**Data provided**
......

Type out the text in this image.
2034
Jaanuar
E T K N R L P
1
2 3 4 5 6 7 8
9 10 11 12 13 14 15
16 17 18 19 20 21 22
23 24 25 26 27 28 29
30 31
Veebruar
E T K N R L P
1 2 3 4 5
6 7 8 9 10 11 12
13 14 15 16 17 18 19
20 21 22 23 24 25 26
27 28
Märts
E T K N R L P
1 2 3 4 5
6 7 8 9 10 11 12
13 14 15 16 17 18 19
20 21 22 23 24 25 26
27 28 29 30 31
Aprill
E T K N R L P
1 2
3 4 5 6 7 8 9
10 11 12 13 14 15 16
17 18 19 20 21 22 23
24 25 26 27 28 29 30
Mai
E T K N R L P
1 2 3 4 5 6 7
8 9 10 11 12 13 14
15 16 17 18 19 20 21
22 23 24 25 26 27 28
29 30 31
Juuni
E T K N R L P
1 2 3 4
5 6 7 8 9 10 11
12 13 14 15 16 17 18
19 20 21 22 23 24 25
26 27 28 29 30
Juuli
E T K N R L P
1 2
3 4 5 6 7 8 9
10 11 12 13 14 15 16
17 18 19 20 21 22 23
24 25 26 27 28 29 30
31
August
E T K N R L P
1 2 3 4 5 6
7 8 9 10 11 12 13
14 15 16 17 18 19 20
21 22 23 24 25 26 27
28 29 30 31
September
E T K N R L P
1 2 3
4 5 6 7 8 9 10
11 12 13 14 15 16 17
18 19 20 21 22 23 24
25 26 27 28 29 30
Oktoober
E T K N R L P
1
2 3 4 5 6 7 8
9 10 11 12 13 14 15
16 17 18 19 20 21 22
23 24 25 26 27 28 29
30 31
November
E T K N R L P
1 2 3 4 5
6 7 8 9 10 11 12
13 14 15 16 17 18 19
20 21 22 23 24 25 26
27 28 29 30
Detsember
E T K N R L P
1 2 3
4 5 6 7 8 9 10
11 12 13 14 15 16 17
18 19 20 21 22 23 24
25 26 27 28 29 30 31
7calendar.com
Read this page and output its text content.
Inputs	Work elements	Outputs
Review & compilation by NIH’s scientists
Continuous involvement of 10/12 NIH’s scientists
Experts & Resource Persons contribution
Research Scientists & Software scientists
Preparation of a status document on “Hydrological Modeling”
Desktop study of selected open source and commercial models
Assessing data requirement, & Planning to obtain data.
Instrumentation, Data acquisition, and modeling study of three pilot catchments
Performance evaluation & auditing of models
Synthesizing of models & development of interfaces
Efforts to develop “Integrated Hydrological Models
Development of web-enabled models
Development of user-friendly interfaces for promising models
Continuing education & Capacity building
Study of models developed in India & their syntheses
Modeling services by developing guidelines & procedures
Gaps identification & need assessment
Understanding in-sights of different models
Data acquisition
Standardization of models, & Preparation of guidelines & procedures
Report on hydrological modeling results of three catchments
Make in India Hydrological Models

......

**Exercise directions**
Copy out the material word for word and line for line.

**Finished task**
Type out the text in this image.
2034
Jaanuar
E T K N R L P
1
2 3 4 5 6 7 8
9 10 11 12 13 14 15
16 17 18 19 20 21 22
23 24 25 26 27 28 29
30 31
Veebruar
E T K N R L P
1 2 3 4 5
6 7 8 9 10 11 12
13 14 15 16 17 18 19
20 21 22 23 24 25 26
27 28
Märts
E T K N R L P
1 2 3 4 5
6 7 8 9 10 11 12
13 14 15 16 17 18 19
20 21 22 23 24 25 26
27 28 29 30 31
Aprill
E T K N R L P
1 2
3 4 5 6 7 8 9
10 11 12 13 14 15 16
17 18 19 20 21 22 23
24 25 26 27 28 29 30
Mai
E T K N R L P
1 2 3 4 5 6 7
8 9 10 11 12 13 14
15 16 17 18 19 20 21
22 23 24 25 26 27 28
29 30 31
Juuni
E T K N R L P
1 2 3 4
5 6 7 8 9 10 11
12 13 14 15 16 17 18
19 20 21 22 23 24 25
26 27 28 29 30
Juuli
E T K N R L P
1 2
3 4 5 6 7 8 9
10 11 12 13 14 15 16
17 18 19 20 21 22 23
24 25 26 27 28 29 30
31
August
E T K N R L P
1 2 3 4 5 6
7 8 9 10 11 12 13
14 15 16 17 18 19 20
21 22 23 24 25 26 27
28 29 30 31
September
E T K N R L P
1 2 3
4 5 6 7 8 9 10
11 12 13 14 15 16 17
18 19 20 21 22 23 24
25 26 27 28 29 30
Oktoober
E T K N R L P
1
2 3 4 5 6 7 8
9 10 11 12 13 14 15
16 17 18 19 20 21 22
23 24 25 26 27 28 29
30 31
November
E T K N R L P
1 2 3 4 5
6 7 8 9 10 11 12
13 14 15 16 17 18 19
20 21 22 23 24 25 26
27 28 29 30
Detsember
E T K N R L P
1 2 3
4 5 6 7 8 9 10
11 12 13 14 15 16 17
18 19 20 21 22 23 24
25 26 27 28 29 30 31
7calendar.com
Read this page and output its text content.
Inputs	Work elements	Outputs
Review & compilation by NIH’s scientists
Continuous involvement of 10/12 NIH’s scientists
Experts & Resource Persons contribution
Research Scientists & Software scientists
Preparation of a status document on “Hydrological Modeling”
Desktop study of selected open source and commercial models
Assessing data requirement, & Planning to obtain data.
Instrumentation, Data acquisition, and modeling study of three pilot catchments
Performance evaluation & auditing of models
Synthesizing of models & development of interfaces
Efforts to develop “Integrated Hydrological Models
Development of web-enabled models
Development of user-friendly interfaces for promising models
Continuing education & Capacity building
Study of models developed in India & their syntheses
Modeling services by developing guidelines & procedures
Gaps identification & need assessment
Understanding in-sights of different models
Data acquisition
Standardization of models, & Preparation of guidelines & procedures
Report on hydrological modeling results of three catchments
Make in India Hydrological Models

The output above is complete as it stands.